## BEGIN DATA SUPPLIED
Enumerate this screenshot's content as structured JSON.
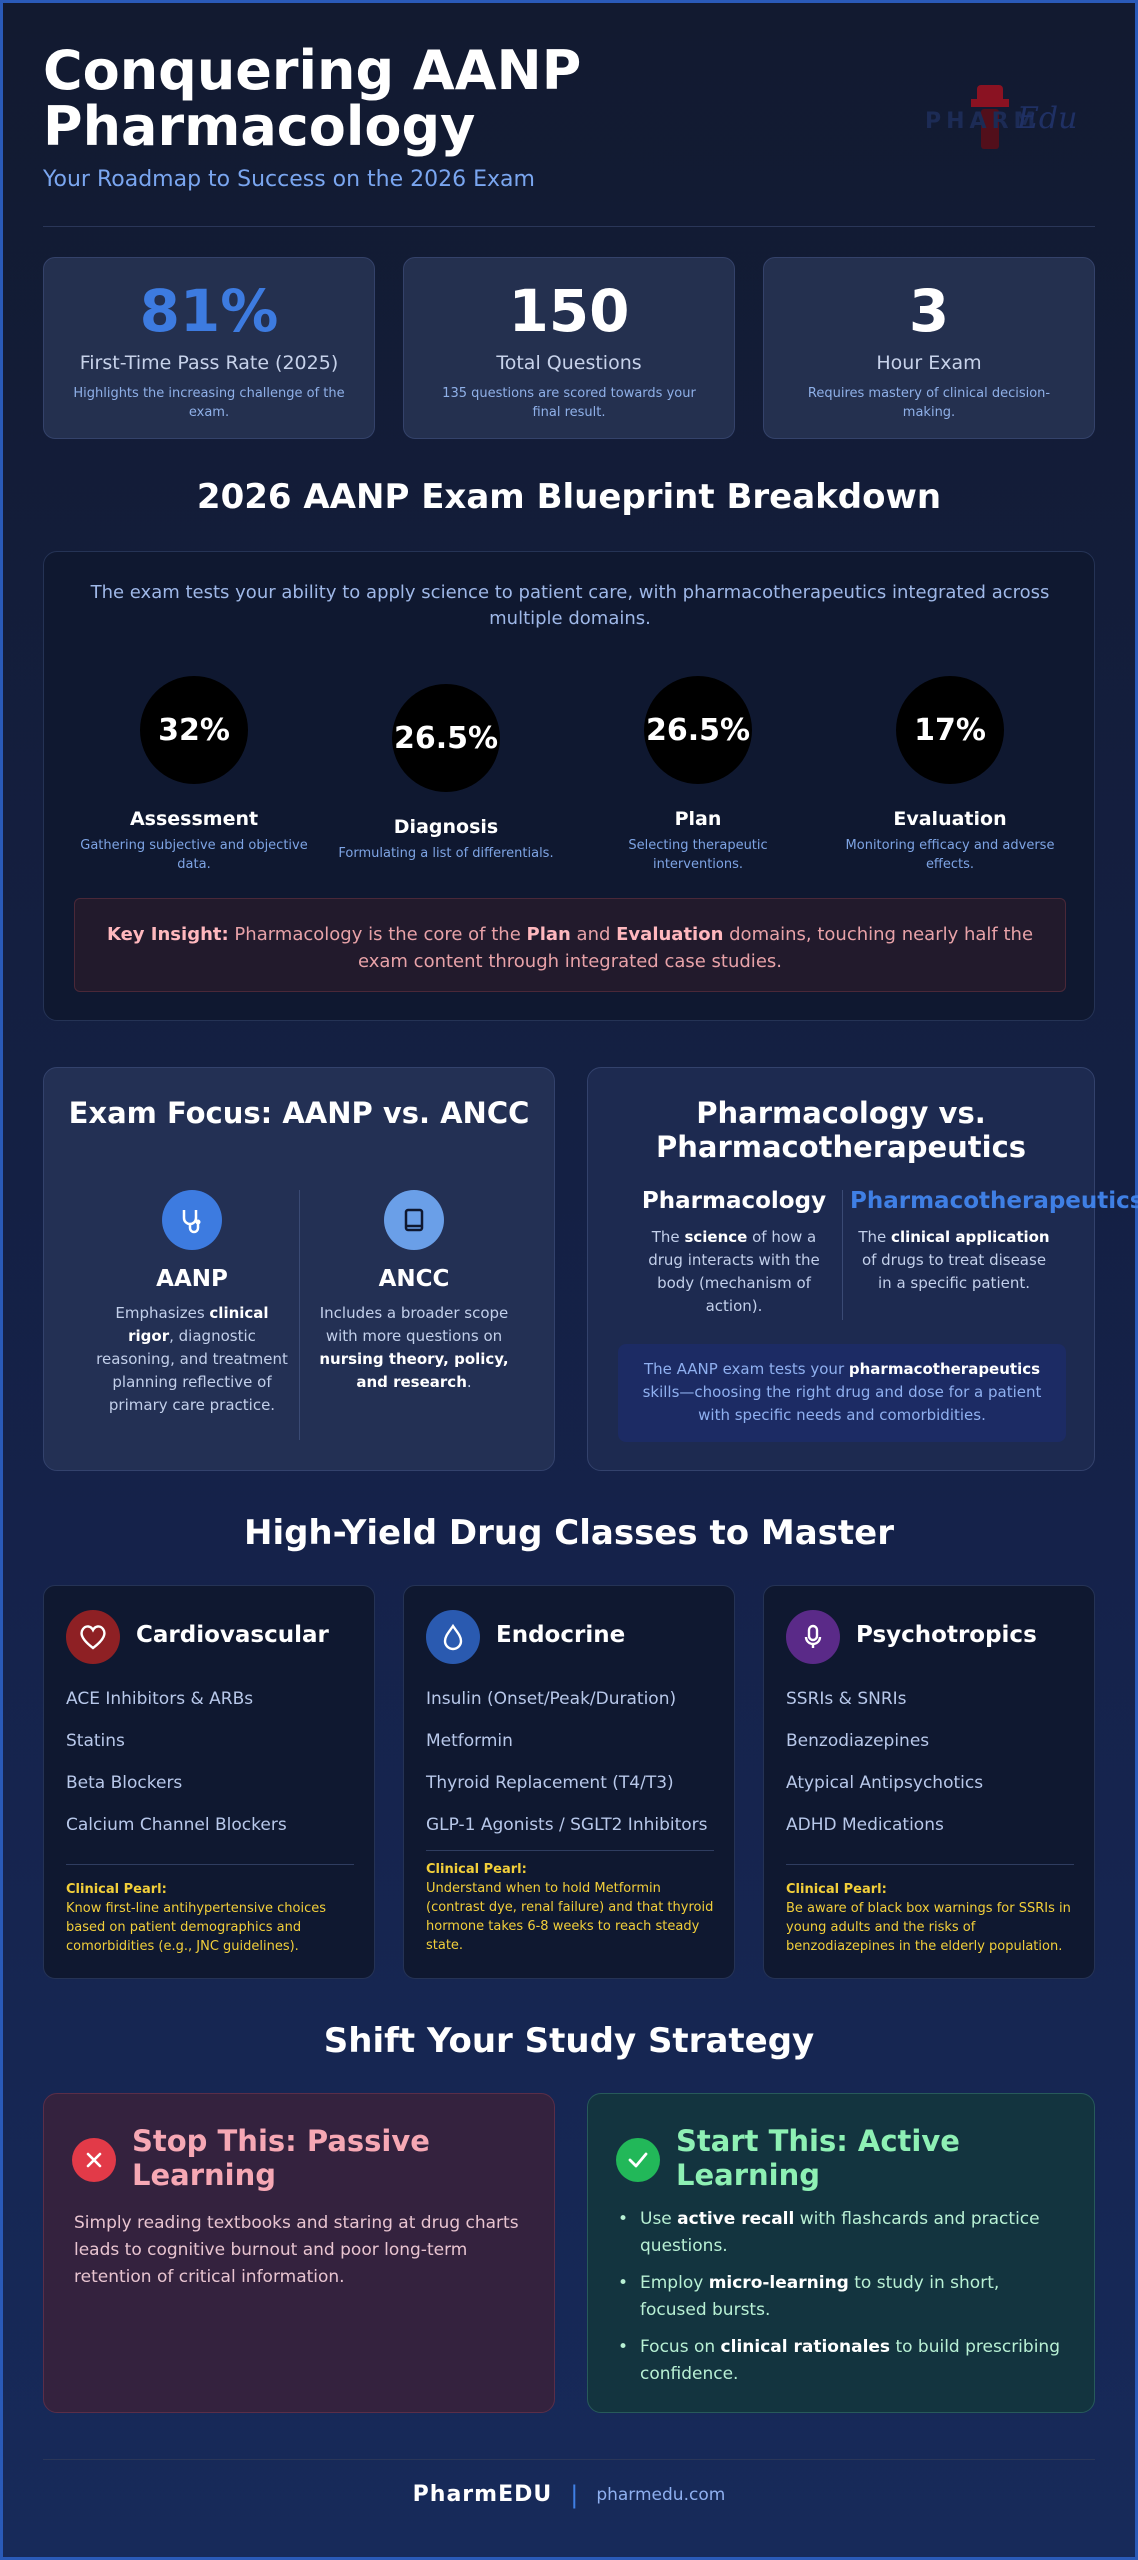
{
  "header": {
    "title": "Conquering AANP Pharmacology",
    "subtitle": "Your Roadmap to Success on the 2026 Exam",
    "logo_text": "PHARM",
    "logo_edu": "Edu"
  },
  "stats": [
    {
      "value": "81%",
      "label": "First-Time Pass Rate (2025)",
      "desc": "Highlights the increasing challenge of the exam."
    },
    {
      "value": "150",
      "label": "Total Questions",
      "desc": "135 questions are scored towards your final result."
    },
    {
      "value": "3",
      "label": "Hour Exam",
      "desc": "Requires mastery of clinical decision-making."
    }
  ],
  "blueprint": {
    "heading": "2026 AANP Exam Blueprint Breakdown",
    "intro": "The exam tests your ability to apply science to patient care, with pharmacotherapeutics integrated across multiple domains.",
    "domains": [
      {
        "pct": "32%",
        "name": "Assessment",
        "desc": "Gathering subjective and objective data."
      },
      {
        "pct": "26.5%",
        "name": "Diagnosis",
        "desc": "Formulating a list of differentials."
      },
      {
        "pct": "26.5%",
        "name": "Plan",
        "desc": "Selecting therapeutic interventions."
      },
      {
        "pct": "17%",
        "name": "Evaluation",
        "desc": "Monitoring efficacy and adverse effects."
      }
    ],
    "insight": {
      "label": "Key Insight:",
      "t1": " Pharmacology is the core of the ",
      "plan": "Plan",
      "t2": " and ",
      "evaluation": "Evaluation",
      "t3": " domains, touching nearly half the exam content through integrated case studies."
    }
  },
  "focus": {
    "title": "Exam Focus: AANP vs. ANCC",
    "aanp": {
      "name": "AANP",
      "t1": "Emphasizes ",
      "b1": "clinical rigor",
      "t2": ", diagnostic reasoning, and treatment planning reflective of primary care practice."
    },
    "ancc": {
      "name": "ANCC",
      "t1": "Includes a broader scope with more questions on ",
      "b1": "nursing theory, policy, and research",
      "t2": "."
    }
  },
  "pharma": {
    "title": "Pharmacology vs. Pharmacotherapeutics",
    "pharmacology": {
      "name": "Pharmacology",
      "t1": "The ",
      "b1": "science",
      "t2": " of how a drug interacts with the body (mechanism of action)."
    },
    "pharmacotherapeutics": {
      "name": "Pharmacotherapeutics",
      "t1": "The ",
      "b1": "clinical application",
      "t2": " of drugs to treat disease in a specific patient."
    },
    "note": {
      "t1": "The AANP exam tests your ",
      "b1": "pharmacotherapeutics",
      "t2": " skills—choosing the right drug and dose for a patient with specific needs and comorbidities."
    }
  },
  "drugs": {
    "heading": "High-Yield Drug Classes to Master",
    "pearl_label": "Clinical Pearl:",
    "classes": [
      {
        "title": "Cardiovascular",
        "icon": "heart-icon",
        "color": "#8e2024",
        "items": [
          "ACE Inhibitors & ARBs",
          "Statins",
          "Beta Blockers",
          "Calcium Channel Blockers"
        ],
        "pearl": "Know first-line antihypertensive choices based on patient demographics and comorbidities (e.g., JNC guidelines)."
      },
      {
        "title": "Endocrine",
        "icon": "droplet-icon",
        "color": "#2a5ab0",
        "items": [
          "Insulin (Onset/Peak/Duration)",
          "Metformin",
          "Thyroid Replacement (T4/T3)",
          "GLP-1 Agonists / SGLT2 Inhibitors"
        ],
        "pearl": "Understand when to hold Metformin (contrast dye, renal failure) and that thyroid hormone takes 6-8 weeks to reach steady state."
      },
      {
        "title": "Psychotropics",
        "icon": "brain-icon",
        "color": "#5a2a88",
        "items": [
          "SSRIs & SNRIs",
          "Benzodiazepines",
          "Atypical Antipsychotics",
          "ADHD Medications"
        ],
        "pearl": "Be aware of black box warnings for SSRIs in young adults and the risks of benzodiazepines in the elderly population."
      }
    ]
  },
  "strategy": {
    "heading": "Shift Your Study Strategy",
    "stop": {
      "title": "Stop This: Passive Learning",
      "body": "Simply reading textbooks and staring at drug charts leads to cognitive burnout and poor long-term retention of critical information."
    },
    "start": {
      "title": "Start This: Active Learning",
      "items": [
        {
          "t1": "Use ",
          "b": "active recall",
          "t2": " with flashcards and practice questions."
        },
        {
          "t1": "Employ ",
          "b": "micro-learning",
          "t2": " to study in short, focused bursts."
        },
        {
          "t1": "Focus on ",
          "b": "clinical rationales",
          "t2": " to build prescribing confidence."
        }
      ]
    }
  },
  "footer": {
    "brand": "PharmEDU",
    "sep": "|",
    "url": "pharmedu.com"
  },
  "colors": {
    "accent": "#3d7be0",
    "pearl": "#f2cf3a",
    "stop": "#e23a48",
    "start": "#22b859"
  }
}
## END DATA SUPPLIED
_WHAT IS NEEDED_.
Identify each line in the entries with the word "content" and copy it.

_SOLUTION TO THIS PROBLEM_.
Enumerate this screenshot's content as structured JSON.
      "t3": " domains, touching nearly half the exam content through integrated case studies."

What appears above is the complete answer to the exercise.